**What you will do:** Find every line in the records that holds the string "吨级航道工程鸡儿". Copy each one.

Stored records
• • • •
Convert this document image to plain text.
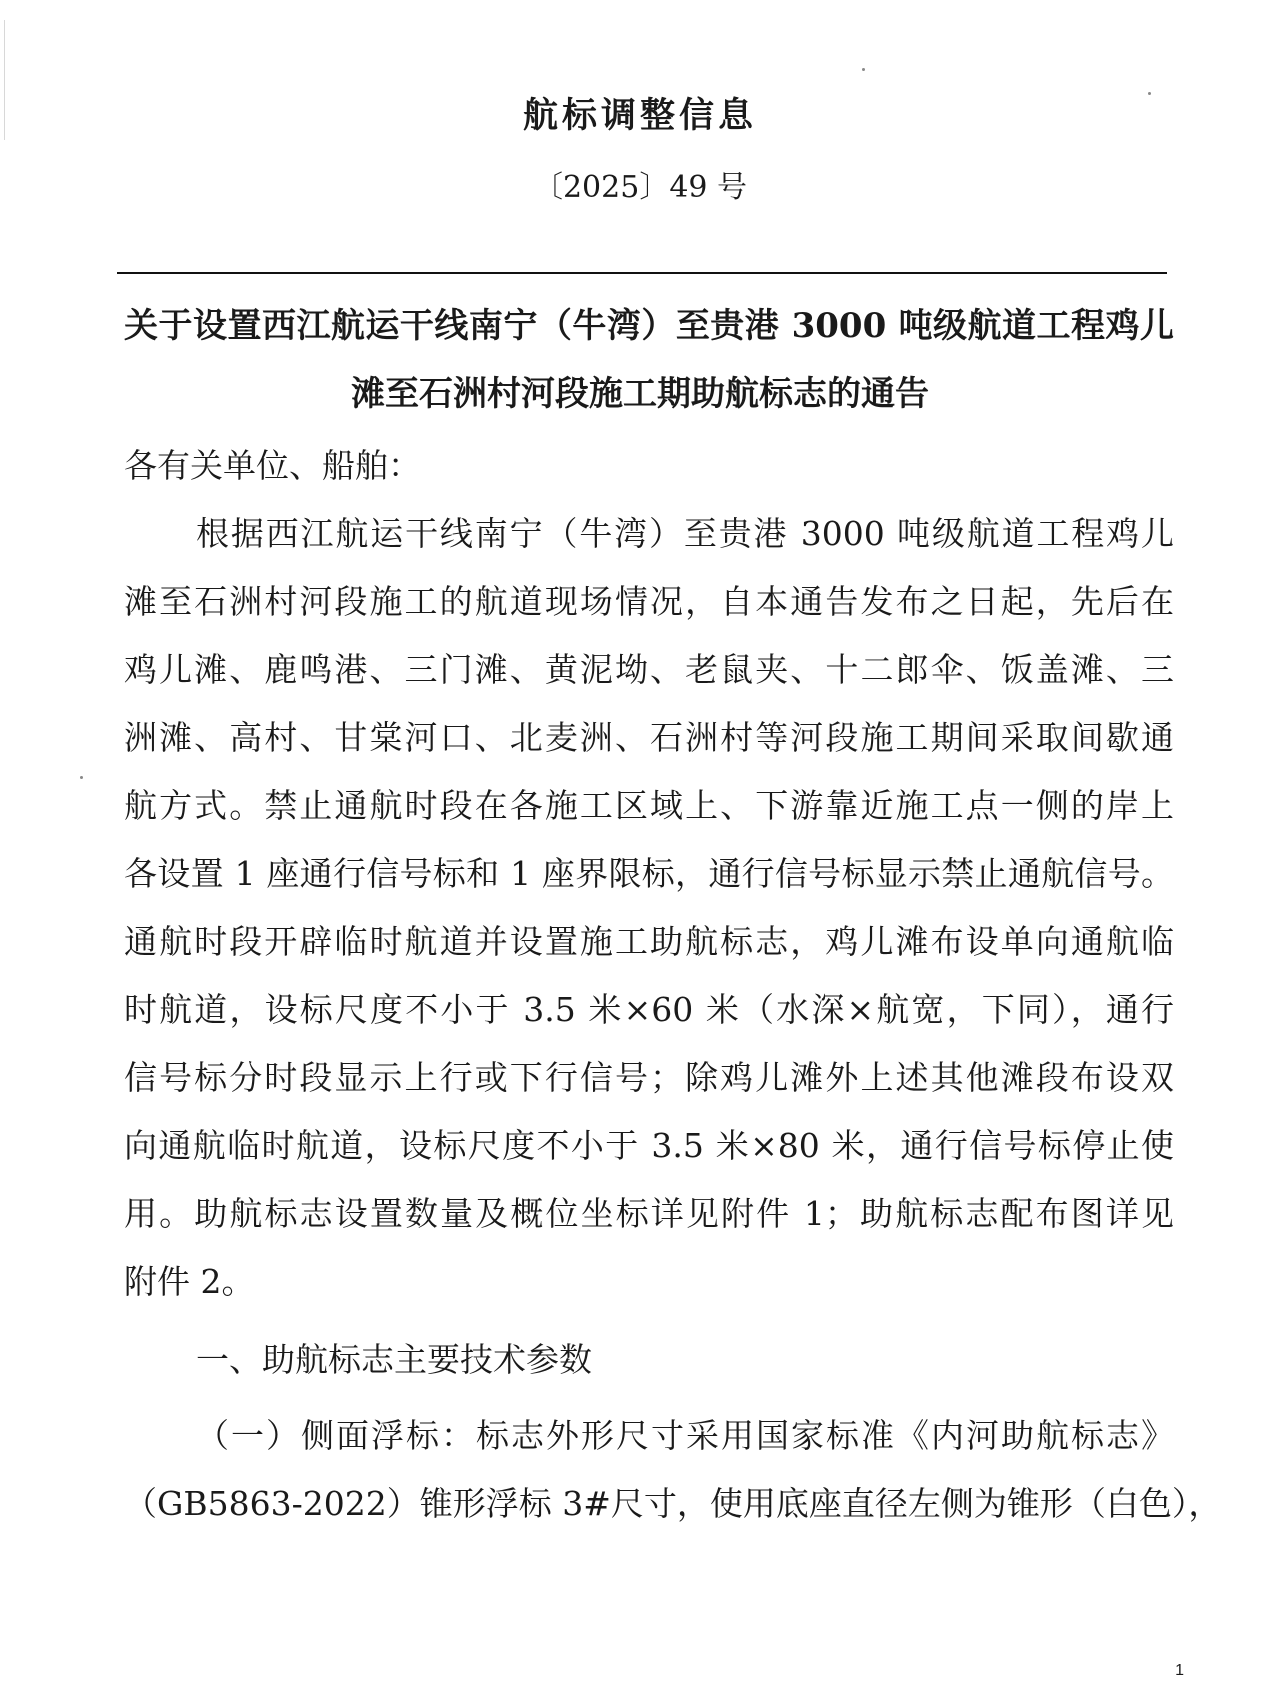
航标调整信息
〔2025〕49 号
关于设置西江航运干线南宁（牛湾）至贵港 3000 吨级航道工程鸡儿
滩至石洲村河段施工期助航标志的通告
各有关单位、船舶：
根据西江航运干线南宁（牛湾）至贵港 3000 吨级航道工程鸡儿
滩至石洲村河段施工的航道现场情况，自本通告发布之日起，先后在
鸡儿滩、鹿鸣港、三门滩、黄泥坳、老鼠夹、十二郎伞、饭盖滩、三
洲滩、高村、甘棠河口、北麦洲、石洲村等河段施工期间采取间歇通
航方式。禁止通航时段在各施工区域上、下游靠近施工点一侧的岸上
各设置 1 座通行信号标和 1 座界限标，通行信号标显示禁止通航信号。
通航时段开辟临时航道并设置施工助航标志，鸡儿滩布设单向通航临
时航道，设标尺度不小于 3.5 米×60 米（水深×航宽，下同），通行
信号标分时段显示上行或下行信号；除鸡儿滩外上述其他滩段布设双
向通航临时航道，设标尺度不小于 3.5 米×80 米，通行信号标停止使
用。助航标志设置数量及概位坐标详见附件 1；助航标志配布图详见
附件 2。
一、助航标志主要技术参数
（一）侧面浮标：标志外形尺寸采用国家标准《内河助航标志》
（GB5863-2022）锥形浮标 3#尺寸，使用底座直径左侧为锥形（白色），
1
• • • •
**Output:**
关于设置西江航运干线南宁（牛湾）至贵港 3000 吨级航道工程鸡儿
根据西江航运干线南宁（牛湾）至贵港 3000 吨级航道工程鸡儿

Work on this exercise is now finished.